§ **Stated exercise**
Return every record verbatim.

§ **Input for this task**
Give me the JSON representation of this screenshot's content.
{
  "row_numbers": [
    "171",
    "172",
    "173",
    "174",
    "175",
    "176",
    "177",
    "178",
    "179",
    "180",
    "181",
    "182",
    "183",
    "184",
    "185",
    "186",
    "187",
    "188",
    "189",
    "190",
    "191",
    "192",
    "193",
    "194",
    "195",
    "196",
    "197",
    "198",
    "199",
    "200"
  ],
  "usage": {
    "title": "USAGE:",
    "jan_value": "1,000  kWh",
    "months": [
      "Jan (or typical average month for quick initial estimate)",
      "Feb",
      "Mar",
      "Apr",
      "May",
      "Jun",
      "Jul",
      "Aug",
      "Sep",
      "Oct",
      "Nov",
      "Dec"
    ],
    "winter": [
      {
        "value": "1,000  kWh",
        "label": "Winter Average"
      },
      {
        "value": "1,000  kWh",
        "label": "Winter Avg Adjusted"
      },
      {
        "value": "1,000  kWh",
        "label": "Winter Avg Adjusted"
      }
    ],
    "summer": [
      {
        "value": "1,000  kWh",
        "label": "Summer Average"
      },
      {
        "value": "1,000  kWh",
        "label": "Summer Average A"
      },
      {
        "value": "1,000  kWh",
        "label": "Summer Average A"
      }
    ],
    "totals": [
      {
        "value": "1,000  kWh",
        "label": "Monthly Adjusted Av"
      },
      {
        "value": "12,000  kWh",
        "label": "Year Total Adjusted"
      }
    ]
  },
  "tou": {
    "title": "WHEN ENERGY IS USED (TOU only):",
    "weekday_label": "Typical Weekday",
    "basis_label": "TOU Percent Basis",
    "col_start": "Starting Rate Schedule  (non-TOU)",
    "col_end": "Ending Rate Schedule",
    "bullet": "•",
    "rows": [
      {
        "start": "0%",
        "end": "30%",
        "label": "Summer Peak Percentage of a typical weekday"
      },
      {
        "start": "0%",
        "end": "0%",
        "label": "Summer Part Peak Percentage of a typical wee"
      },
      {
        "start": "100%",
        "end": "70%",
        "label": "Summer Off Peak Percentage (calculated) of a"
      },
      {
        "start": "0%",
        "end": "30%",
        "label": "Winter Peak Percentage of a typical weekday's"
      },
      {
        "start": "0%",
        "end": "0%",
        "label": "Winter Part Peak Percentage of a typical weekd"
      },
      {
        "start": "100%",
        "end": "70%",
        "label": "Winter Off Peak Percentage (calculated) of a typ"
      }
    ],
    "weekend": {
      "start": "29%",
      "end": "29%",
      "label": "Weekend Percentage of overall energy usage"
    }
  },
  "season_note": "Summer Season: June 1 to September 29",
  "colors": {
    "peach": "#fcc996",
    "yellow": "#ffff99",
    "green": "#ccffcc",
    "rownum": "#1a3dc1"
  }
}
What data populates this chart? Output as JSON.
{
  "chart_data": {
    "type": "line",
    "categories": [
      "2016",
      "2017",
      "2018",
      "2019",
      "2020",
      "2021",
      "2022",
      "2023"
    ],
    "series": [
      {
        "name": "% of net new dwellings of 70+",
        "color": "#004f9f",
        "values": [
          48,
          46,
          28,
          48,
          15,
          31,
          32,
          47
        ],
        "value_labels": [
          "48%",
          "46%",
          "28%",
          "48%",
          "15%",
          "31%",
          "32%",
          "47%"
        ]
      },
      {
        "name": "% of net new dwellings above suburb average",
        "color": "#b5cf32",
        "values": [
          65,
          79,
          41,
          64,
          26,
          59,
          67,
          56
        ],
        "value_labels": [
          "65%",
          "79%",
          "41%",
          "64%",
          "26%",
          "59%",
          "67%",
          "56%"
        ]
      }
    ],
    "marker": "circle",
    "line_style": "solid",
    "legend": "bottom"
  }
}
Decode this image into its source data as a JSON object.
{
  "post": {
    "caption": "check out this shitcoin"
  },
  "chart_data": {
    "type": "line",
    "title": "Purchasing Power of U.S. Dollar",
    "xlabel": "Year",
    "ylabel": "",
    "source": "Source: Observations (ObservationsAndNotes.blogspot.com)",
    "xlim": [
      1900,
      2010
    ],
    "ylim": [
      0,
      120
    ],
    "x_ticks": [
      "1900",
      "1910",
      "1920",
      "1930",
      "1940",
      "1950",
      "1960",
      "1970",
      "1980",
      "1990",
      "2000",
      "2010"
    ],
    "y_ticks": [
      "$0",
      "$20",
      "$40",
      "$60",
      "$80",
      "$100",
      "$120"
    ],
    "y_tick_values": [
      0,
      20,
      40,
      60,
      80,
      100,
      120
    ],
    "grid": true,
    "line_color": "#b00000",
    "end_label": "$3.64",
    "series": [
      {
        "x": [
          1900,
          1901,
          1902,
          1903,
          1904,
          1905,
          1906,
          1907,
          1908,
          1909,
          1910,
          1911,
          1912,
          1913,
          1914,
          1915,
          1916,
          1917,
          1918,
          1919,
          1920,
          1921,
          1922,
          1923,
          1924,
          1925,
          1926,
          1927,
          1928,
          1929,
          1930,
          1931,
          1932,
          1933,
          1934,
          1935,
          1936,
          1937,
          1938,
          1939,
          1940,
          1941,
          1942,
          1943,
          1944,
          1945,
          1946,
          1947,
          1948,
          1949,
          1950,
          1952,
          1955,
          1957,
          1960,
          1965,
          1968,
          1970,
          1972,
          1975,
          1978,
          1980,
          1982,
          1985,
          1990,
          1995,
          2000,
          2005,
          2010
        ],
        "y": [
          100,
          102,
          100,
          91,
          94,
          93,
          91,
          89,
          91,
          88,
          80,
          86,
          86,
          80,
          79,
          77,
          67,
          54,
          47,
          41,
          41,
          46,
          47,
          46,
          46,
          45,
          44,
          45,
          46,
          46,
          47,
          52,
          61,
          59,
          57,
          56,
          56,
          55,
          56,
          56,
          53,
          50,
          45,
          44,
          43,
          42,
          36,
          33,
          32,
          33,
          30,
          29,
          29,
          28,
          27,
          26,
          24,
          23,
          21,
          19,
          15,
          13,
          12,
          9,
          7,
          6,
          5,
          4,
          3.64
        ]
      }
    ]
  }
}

§ **Expected answer**
Give me the JSON representation of this screenshot's content.
{
  "row_numbers": [
    "171",
    "172",
    "173",
    "174",
    "175",
    "176",
    "177",
    "178",
    "179",
    "180",
    "181",
    "182",
    "183",
    "184",
    "185",
    "186",
    "187",
    "188",
    "189",
    "190",
    "191",
    "192",
    "193",
    "194",
    "195",
    "196",
    "197",
    "198",
    "199",
    "200"
  ],
  "usage": {
    "title": "USAGE:",
    "jan_value": "1,000  kWh",
    "months": [
      "Jan (or typical average month for quick initial estimate)",
      "Feb",
      "Mar",
      "Apr",
      "May",
      "Jun",
      "Jul",
      "Aug",
      "Sep",
      "Oct",
      "Nov",
      "Dec"
    ],
    "winter": [
      {
        "value": "1,000  kWh",
        "label": "Winter Average"
      },
      {
        "value": "1,000  kWh",
        "label": "Winter Avg Adjusted"
      },
      {
        "value": "1,000  kWh",
        "label": "Winter Avg Adjusted"
      }
    ],
    "summer": [
      {
        "value": "1,000  kWh",
        "label": "Summer Average"
      },
      {
        "value": "1,000  kWh",
        "label": "Summer Average A"
      },
      {
        "value": "1,000  kWh",
        "label": "Summer Average A"
      }
    ],
    "totals": [
      {
        "value": "1,000  kWh",
        "label": "Monthly Adjusted Av"
      },
      {
        "value": "12,000  kWh",
        "label": "Year Total Adjusted"
      }
    ]
  },
  "tou": {
    "title": "WHEN ENERGY IS USED (TOU only):",
    "weekday_label": "Typical Weekday",
    "basis_label": "TOU Percent Basis",
    "col_start": "Starting Rate Schedule  (non-TOU)",
    "col_end": "Ending Rate Schedule",
    "bullet": "•",
    "rows": [
      {
        "start": "0%",
        "end": "30%",
        "label": "Summer Peak Percentage of a typical weekday"
      },
      {
        "start": "0%",
        "end": "0%",
        "label": "Summer Part Peak Percentage of a typical wee"
      },
      {
        "start": "100%",
        "end": "70%",
        "label": "Summer Off Peak Percentage (calculated) of a"
      },
      {
        "start": "0%",
        "end": "30%",
        "label": "Winter Peak Percentage of a typical weekday's"
      },
      {
        "start": "0%",
        "end": "0%",
        "label": "Winter Part Peak Percentage of a typical weekd"
      },
      {
        "start": "100%",
        "end": "70%",
        "label": "Winter Off Peak Percentage (calculated) of a typ"
      }
    ],
    "weekend": {
      "start": "29%",
      "end": "29%",
      "label": "Weekend Percentage of overall energy usage"
    }
  },
  "season_note": "Summer Season: June 1 to September 29",
  "colors": {
    "peach": "#fcc996",
    "yellow": "#ffff99",
    "green": "#ccffcc",
    "rownum": "#1a3dc1"
  }
}
What data populates this chart? Output as JSON.
{
  "chart_data": {
    "type": "line",
    "categories": [
      "2016",
      "2017",
      "2018",
      "2019",
      "2020",
      "2021",
      "2022",
      "2023"
    ],
    "series": [
      {
        "name": "% of net new dwellings of 70+",
        "color": "#004f9f",
        "values": [
          48,
          46,
          28,
          48,
          15,
          31,
          32,
          47
        ],
        "value_labels": [
          "48%",
          "46%",
          "28%",
          "48%",
          "15%",
          "31%",
          "32%",
          "47%"
        ]
      },
      {
        "name": "% of net new dwellings above suburb average",
        "color": "#b5cf32",
        "values": [
          65,
          79,
          41,
          64,
          26,
          59,
          67,
          56
        ],
        "value_labels": [
          "65%",
          "79%",
          "41%",
          "64%",
          "26%",
          "59%",
          "67%",
          "56%"
        ]
      }
    ],
    "marker": "circle",
    "line_style": "solid",
    "legend": "bottom"
  }
}
Decode this image into its source data as a JSON object.
{
  "post": {
    "caption": "check out this shitcoin"
  },
  "chart_data": {
    "type": "line",
    "title": "Purchasing Power of U.S. Dollar",
    "xlabel": "Year",
    "ylabel": "",
    "source": "Source: Observations (ObservationsAndNotes.blogspot.com)",
    "xlim": [
      1900,
      2010
    ],
    "ylim": [
      0,
      120
    ],
    "x_ticks": [
      "1900",
      "1910",
      "1920",
      "1930",
      "1940",
      "1950",
      "1960",
      "1970",
      "1980",
      "1990",
      "2000",
      "2010"
    ],
    "y_ticks": [
      "$0",
      "$20",
      "$40",
      "$60",
      "$80",
      "$100",
      "$120"
    ],
    "y_tick_values": [
      0,
      20,
      40,
      60,
      80,
      100,
      120
    ],
    "grid": true,
    "line_color": "#b00000",
    "end_label": "$3.64",
    "series": [
      {
        "x": [
          1900,
          1901,
          1902,
          1903,
          1904,
          1905,
          1906,
          1907,
          1908,
          1909,
          1910,
          1911,
          1912,
          1913,
          1914,
          1915,
          1916,
          1917,
          1918,
          1919,
          1920,
          1921,
          1922,
          1923,
          1924,
          1925,
          1926,
          1927,
          1928,
          1929,
          1930,
          1931,
          1932,
          1933,
          1934,
          1935,
          1936,
          1937,
          1938,
          1939,
          1940,
          1941,
          1942,
          1943,
          1944,
          1945,
          1946,
          1947,
          1948,
          1949,
          1950,
          1952,
          1955,
          1957,
          1960,
          1965,
          1968,
          1970,
          1972,
          1975,
          1978,
          1980,
          1982,
          1985,
          1990,
          1995,
          2000,
          2005,
          2010
        ],
        "y": [
          100,
          102,
          100,
          91,
          94,
          93,
          91,
          89,
          91,
          88,
          80,
          86,
          86,
          80,
          79,
          77,
          67,
          54,
          47,
          41,
          41,
          46,
          47,
          46,
          46,
          45,
          44,
          45,
          46,
          46,
          47,
          52,
          61,
          59,
          57,
          56,
          56,
          55,
          56,
          56,
          53,
          50,
          45,
          44,
          43,
          42,
          36,
          33,
          32,
          33,
          30,
          29,
          29,
          28,
          27,
          26,
          24,
          23,
          21,
          19,
          15,
          13,
          12,
          9,
          7,
          6,
          5,
          4,
          3.64
        ]
      }
    ]
  }
}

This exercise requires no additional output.